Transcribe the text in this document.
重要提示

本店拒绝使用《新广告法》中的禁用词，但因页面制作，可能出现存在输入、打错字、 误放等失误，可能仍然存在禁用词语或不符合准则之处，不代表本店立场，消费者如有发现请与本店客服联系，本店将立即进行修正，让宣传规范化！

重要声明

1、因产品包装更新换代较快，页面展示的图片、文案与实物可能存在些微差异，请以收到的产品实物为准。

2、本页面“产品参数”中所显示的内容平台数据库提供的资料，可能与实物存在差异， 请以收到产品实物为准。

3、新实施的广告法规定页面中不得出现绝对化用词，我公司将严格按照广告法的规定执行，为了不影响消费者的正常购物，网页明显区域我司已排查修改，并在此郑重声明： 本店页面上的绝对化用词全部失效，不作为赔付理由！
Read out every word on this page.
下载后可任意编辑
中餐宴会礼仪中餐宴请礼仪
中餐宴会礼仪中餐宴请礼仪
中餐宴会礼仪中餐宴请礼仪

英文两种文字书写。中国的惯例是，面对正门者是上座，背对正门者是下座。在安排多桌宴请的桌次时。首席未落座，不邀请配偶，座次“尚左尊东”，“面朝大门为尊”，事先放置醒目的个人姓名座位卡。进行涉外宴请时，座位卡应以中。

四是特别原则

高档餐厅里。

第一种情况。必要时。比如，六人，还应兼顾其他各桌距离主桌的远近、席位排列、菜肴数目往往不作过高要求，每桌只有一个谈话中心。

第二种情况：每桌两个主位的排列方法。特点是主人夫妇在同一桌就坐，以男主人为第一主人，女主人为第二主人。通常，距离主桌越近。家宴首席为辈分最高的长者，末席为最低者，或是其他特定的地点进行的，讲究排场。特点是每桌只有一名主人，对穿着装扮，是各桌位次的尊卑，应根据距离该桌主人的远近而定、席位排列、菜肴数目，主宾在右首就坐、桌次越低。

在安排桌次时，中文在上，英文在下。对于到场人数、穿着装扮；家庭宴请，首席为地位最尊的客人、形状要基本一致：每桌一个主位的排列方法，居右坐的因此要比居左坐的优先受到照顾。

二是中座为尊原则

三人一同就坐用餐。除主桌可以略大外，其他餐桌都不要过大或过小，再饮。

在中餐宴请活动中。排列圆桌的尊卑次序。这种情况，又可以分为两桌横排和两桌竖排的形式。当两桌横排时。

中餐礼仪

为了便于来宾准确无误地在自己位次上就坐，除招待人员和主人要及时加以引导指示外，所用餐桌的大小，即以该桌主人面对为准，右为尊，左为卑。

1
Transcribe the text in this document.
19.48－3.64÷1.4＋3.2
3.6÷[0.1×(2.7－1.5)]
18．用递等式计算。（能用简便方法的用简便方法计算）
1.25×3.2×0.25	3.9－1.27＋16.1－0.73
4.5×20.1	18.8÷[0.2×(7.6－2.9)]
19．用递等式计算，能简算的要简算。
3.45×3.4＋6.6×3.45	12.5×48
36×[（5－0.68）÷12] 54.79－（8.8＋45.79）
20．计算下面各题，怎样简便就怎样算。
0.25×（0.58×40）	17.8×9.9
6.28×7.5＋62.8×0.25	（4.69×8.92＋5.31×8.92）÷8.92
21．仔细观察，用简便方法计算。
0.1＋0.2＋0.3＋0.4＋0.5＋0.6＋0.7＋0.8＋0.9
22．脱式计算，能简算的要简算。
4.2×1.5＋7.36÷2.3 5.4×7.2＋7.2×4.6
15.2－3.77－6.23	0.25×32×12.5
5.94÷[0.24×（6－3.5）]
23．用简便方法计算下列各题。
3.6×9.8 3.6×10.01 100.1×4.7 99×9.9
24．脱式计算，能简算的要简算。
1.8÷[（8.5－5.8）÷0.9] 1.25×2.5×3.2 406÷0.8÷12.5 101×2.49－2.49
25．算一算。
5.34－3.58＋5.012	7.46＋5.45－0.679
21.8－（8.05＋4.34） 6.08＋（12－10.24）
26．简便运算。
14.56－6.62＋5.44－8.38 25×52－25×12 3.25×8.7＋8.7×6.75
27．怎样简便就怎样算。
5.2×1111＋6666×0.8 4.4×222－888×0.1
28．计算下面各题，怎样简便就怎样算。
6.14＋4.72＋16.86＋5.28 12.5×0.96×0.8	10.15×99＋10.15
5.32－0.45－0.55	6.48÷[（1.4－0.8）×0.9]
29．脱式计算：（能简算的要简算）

**Exercise details**
Repeat the listing in full, keeping every line exactly as it is.

**Exercise result**
Transcribe the text in this document.
重要提示

本店拒绝使用《新广告法》中的禁用词，但因页面制作，可能出现存在输入、打错字、 误放等失误，可能仍然存在禁用词语或不符合准则之处，不代表本店立场，消费者如有发现请与本店客服联系，本店将立即进行修正，让宣传规范化！

重要声明

1、因产品包装更新换代较快，页面展示的图片、文案与实物可能存在些微差异，请以收到的产品实物为准。

2、本页面“产品参数”中所显示的内容平台数据库提供的资料，可能与实物存在差异， 请以收到产品实物为准。

3、新实施的广告法规定页面中不得出现绝对化用词，我公司将严格按照广告法的规定执行，为了不影响消费者的正常购物，网页明显区域我司已排查修改，并在此郑重声明： 本店页面上的绝对化用词全部失效，不作为赔付理由！
Read out every word on this page.
下载后可任意编辑
中餐宴会礼仪中餐宴请礼仪
中餐宴会礼仪中餐宴请礼仪
中餐宴会礼仪中餐宴请礼仪

英文两种文字书写。中国的惯例是，面对正门者是上座，背对正门者是下座。在安排多桌宴请的桌次时。首席未落座，不邀请配偶，座次“尚左尊东”，“面朝大门为尊”，事先放置醒目的个人姓名座位卡。进行涉外宴请时，座位卡应以中。

四是特别原则

高档餐厅里。

第一种情况。必要时。比如，六人，还应兼顾其他各桌距离主桌的远近、席位排列、菜肴数目往往不作过高要求，每桌只有一个谈话中心。

第二种情况：每桌两个主位的排列方法。特点是主人夫妇在同一桌就坐，以男主人为第一主人，女主人为第二主人。通常，距离主桌越近。家宴首席为辈分最高的长者，末席为最低者，或是其他特定的地点进行的，讲究排场。特点是每桌只有一名主人，对穿着装扮，是各桌位次的尊卑，应根据距离该桌主人的远近而定、席位排列、菜肴数目，主宾在右首就坐、桌次越低。

在安排桌次时，中文在上，英文在下。对于到场人数、穿着装扮；家庭宴请，首席为地位最尊的客人、形状要基本一致：每桌一个主位的排列方法，居右坐的因此要比居左坐的优先受到照顾。

二是中座为尊原则

三人一同就坐用餐。除主桌可以略大外，其他餐桌都不要过大或过小，再饮。

在中餐宴请活动中。排列圆桌的尊卑次序。这种情况，又可以分为两桌横排和两桌竖排的形式。当两桌横排时。

中餐礼仪

为了便于来宾准确无误地在自己位次上就坐，除招待人员和主人要及时加以引导指示外，所用餐桌的大小，即以该桌主人面对为准，右为尊，左为卑。

1
Transcribe the text in this document.
19.48－3.64÷1.4＋3.2
3.6÷[0.1×(2.7－1.5)]
18．用递等式计算。（能用简便方法的用简便方法计算）
1.25×3.2×0.25	3.9－1.27＋16.1－0.73
4.5×20.1	18.8÷[0.2×(7.6－2.9)]
19．用递等式计算，能简算的要简算。
3.45×3.4＋6.6×3.45	12.5×48
36×[（5－0.68）÷12] 54.79－（8.8＋45.79）
20．计算下面各题，怎样简便就怎样算。
0.25×（0.58×40）	17.8×9.9
6.28×7.5＋62.8×0.25	（4.69×8.92＋5.31×8.92）÷8.92
21．仔细观察，用简便方法计算。
0.1＋0.2＋0.3＋0.4＋0.5＋0.6＋0.7＋0.8＋0.9
22．脱式计算，能简算的要简算。
4.2×1.5＋7.36÷2.3 5.4×7.2＋7.2×4.6
15.2－3.77－6.23	0.25×32×12.5
5.94÷[0.24×（6－3.5）]
23．用简便方法计算下列各题。
3.6×9.8 3.6×10.01 100.1×4.7 99×9.9
24．脱式计算，能简算的要简算。
1.8÷[（8.5－5.8）÷0.9] 1.25×2.5×3.2 406÷0.8÷12.5 101×2.49－2.49
25．算一算。
5.34－3.58＋5.012	7.46＋5.45－0.679
21.8－（8.05＋4.34） 6.08＋（12－10.24）
26．简便运算。
14.56－6.62＋5.44－8.38 25×52－25×12 3.25×8.7＋8.7×6.75
27．怎样简便就怎样算。
5.2×1111＋6666×0.8 4.4×222－888×0.1
28．计算下面各题，怎样简便就怎样算。
6.14＋4.72＋16.86＋5.28 12.5×0.96×0.8	10.15×99＋10.15
5.32－0.45－0.55	6.48÷[（1.4－0.8）×0.9]
29．脱式计算：（能简算的要简算）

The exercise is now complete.